- _課題文_:
= = =

2020年6月13日
新型コロナウィルスの治療薬の開発は、各国の専門家グループの間で熾烈な競争となっています。
新薬の開発は、スーパーコンピューターを駆使して10億くらいの候補物質の立体的な化学構造の設計図を作成し、さらに薬と結び付く対象物(この場合は新型コロナウィルス)を結合の強さ、効率性など物理学的な視点から計算で絞りこみ、その中で選別した数種の有望な物質を培養細胞で期待通りのことが起こるかを確認していきます。これで絞り込めば動物実験に進みます。
新型コロナウィルス(SARS-CoV-2)は、ウィルス粒子(ビリオン)は、50〜200nm(ナノメートル)ほどの大きさです。1nmは10-9m。ヒトの細胞に感染して増殖するために必要なタンパクは25種余りで、これを作るための遺伝子をもっています[1]。他方、肺の細胞にあるACE2と呼ばれる受容体(鍵穴)にウィルスのスパイク状の糖タンパク(viral S protein)が鍵となり結合することにより細胞への感染が開始され、細胞内に入り込むと急速に増殖を開始します。治療薬やワクチンの開発の多くはこれらの過程のどこかを遮断することに向けられています。

= = =

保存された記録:
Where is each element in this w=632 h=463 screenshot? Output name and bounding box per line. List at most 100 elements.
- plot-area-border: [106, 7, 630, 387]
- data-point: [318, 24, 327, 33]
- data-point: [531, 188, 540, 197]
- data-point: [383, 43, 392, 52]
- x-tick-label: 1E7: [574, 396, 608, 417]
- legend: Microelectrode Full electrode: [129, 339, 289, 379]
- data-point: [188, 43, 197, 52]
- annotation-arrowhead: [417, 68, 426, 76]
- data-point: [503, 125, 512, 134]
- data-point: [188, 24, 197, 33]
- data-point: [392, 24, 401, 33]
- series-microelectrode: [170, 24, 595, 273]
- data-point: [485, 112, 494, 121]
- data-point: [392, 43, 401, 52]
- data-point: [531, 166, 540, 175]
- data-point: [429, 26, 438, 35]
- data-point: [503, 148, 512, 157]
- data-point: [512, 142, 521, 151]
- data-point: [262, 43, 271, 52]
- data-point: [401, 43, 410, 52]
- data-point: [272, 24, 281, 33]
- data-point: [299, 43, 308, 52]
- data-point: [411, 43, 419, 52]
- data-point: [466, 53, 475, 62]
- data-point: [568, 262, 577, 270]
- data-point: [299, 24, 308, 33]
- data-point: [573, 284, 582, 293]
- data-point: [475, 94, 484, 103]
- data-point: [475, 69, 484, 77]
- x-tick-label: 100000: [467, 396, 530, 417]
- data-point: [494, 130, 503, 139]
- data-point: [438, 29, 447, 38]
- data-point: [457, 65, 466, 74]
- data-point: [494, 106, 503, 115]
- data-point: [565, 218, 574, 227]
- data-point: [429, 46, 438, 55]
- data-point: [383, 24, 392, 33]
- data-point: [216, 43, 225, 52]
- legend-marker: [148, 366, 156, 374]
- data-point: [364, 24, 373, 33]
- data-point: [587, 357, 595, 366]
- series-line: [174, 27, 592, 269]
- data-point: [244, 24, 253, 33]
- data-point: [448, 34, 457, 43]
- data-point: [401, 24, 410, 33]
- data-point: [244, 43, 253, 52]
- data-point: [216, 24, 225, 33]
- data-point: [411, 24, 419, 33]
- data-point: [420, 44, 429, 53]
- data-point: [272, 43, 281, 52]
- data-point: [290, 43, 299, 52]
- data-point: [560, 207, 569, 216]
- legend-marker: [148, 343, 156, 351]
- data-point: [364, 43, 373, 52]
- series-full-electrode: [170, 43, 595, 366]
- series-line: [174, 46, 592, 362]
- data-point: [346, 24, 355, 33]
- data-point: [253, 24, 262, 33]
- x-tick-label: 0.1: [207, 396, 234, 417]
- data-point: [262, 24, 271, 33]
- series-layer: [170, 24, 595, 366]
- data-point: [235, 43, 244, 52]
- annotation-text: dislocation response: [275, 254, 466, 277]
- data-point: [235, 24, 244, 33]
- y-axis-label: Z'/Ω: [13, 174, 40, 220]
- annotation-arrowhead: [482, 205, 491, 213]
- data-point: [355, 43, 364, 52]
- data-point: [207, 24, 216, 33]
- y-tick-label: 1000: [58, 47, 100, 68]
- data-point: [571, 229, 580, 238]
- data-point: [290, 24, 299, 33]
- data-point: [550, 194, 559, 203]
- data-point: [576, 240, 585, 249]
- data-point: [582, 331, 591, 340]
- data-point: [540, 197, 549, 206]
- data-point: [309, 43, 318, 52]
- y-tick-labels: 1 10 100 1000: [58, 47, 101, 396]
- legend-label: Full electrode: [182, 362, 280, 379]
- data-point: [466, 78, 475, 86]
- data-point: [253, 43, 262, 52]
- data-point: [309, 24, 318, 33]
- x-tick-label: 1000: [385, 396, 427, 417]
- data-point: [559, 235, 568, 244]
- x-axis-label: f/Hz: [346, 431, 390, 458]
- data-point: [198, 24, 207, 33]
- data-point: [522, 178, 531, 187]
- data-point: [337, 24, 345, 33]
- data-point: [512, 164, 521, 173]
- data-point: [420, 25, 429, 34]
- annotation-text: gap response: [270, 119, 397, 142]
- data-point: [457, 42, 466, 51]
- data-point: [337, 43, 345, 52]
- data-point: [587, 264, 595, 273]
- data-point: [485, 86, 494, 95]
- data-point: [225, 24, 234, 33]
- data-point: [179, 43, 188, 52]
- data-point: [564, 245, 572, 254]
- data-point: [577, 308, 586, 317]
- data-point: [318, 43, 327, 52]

= = =

- _取り組む課題_:
a – 課題文の「新型コロナウィルスの治療薬の開発は、各国の専門家グループの間で熾烈な競争となっています。」を英語に訳しなさい。
b – 新型コロナウィルス治療薬の開発を扱った課題文を、最後の文の後から書き継ぎなさい。
記録は参照しなくてもかまいません。

- _課題別の解答_:
a – The development of therapeutic drugs for the novel coronavirus has become a fierce competition among groups of experts in various countries.

b –
図1は、最近、発表されたウィルスの断面の模式図です[1]。鍵となるスパイク状の糖タンパクに結合する物質は、本年2月の段階で8,000種が候補物質として報告されています[1]。
気が遠くなるような選別作業ですがこれにはAIが使われ、超スピードで行われているとのことです[1]。
(図1)
※〇部分がそれぞれウイルスのスパイク状の糖タンパク、ACE2受容体を示しています。
参考文献:
1.Parks, JM. et al. How to discover antiviral drugs quickly. N Eng J Med 2020; 382; 2261-2264.